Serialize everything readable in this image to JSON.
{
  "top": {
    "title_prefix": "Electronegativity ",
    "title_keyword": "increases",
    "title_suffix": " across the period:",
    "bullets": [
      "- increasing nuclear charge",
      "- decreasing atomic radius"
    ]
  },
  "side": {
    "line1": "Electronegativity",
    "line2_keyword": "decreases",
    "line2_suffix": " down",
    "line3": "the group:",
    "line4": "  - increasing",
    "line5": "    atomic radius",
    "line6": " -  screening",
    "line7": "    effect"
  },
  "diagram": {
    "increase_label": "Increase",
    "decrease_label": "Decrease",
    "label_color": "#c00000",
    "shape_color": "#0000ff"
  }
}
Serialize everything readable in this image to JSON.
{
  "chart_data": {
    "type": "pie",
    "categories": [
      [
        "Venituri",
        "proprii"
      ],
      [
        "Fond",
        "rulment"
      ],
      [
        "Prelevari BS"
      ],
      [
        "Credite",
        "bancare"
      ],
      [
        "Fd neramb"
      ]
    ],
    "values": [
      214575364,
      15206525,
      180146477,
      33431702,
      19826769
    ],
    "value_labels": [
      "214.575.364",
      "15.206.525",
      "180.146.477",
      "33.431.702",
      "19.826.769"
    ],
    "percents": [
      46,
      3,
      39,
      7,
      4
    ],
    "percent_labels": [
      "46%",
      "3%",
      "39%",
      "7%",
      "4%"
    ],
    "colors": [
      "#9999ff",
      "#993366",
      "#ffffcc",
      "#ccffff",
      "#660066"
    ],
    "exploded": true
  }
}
##########
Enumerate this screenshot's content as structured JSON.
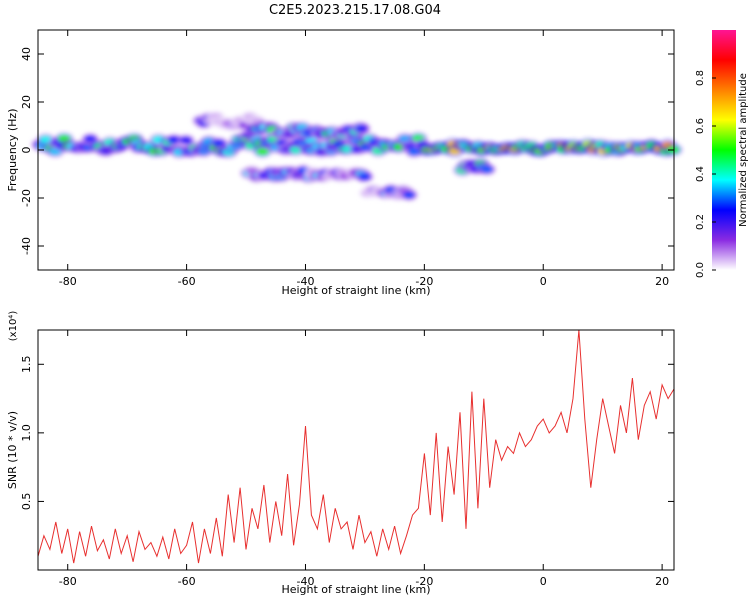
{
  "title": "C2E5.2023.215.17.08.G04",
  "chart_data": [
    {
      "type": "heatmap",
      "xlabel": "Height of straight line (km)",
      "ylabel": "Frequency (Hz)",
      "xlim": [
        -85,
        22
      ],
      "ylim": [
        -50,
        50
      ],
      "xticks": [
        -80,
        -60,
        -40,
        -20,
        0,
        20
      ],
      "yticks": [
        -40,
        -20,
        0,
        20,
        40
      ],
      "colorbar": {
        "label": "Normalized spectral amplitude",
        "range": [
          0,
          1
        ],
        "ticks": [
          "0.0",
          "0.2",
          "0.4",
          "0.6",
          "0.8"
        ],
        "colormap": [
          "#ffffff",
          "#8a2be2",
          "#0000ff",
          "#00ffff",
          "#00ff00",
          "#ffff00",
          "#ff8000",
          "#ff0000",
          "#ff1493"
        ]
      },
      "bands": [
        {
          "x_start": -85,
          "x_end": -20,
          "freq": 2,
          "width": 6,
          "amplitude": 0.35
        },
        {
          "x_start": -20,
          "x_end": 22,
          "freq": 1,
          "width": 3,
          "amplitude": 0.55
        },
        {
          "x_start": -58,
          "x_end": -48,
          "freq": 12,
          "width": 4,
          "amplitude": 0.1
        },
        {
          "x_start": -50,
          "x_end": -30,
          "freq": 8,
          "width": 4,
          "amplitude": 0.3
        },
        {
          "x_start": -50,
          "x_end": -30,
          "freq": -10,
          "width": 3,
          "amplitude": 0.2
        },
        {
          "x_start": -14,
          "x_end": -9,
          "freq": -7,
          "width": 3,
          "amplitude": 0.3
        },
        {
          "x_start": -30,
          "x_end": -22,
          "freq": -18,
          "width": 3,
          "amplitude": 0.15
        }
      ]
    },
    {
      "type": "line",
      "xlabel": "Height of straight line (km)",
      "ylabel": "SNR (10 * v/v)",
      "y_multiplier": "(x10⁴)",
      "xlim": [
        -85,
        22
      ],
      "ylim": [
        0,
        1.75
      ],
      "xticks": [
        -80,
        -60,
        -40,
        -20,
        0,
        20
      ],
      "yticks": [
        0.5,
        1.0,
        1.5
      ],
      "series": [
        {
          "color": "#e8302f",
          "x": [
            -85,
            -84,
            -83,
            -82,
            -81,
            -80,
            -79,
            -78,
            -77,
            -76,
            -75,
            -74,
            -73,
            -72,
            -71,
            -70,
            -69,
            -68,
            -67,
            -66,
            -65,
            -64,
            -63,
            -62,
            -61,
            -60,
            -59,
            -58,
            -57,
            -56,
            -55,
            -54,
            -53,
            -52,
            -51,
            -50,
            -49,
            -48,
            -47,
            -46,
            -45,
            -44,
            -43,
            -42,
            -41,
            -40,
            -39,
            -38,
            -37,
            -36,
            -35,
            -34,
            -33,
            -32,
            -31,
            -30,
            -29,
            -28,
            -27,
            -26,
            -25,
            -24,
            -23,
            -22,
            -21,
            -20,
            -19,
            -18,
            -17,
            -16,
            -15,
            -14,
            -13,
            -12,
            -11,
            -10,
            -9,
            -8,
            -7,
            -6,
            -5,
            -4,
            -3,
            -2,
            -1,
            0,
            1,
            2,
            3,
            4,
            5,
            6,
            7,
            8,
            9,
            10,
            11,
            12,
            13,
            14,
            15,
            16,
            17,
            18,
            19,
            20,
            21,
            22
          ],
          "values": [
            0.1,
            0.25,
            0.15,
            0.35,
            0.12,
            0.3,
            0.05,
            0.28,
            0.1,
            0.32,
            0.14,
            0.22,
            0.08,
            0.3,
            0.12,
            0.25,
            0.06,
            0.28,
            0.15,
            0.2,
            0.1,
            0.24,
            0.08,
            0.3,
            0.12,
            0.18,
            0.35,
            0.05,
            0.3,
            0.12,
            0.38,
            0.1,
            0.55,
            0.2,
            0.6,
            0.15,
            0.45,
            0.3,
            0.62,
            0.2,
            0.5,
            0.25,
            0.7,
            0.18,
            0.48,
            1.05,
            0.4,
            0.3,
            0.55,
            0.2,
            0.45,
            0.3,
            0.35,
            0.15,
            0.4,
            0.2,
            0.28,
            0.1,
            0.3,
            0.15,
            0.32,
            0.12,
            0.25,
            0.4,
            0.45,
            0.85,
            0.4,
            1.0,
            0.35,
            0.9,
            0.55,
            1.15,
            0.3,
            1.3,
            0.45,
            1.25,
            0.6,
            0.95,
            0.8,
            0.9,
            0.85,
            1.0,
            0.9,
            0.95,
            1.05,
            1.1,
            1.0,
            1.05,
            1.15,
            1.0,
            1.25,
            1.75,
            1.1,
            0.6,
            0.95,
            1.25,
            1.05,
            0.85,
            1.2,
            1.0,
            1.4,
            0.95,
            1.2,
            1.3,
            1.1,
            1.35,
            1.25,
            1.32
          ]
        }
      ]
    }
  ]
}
##########
GIVEN PROBLEM: Take every line containing the word "radius" and copy it.

WORKED ANSWER:
      "- decreasing atomic radius"
    "line5": "    atomic radius",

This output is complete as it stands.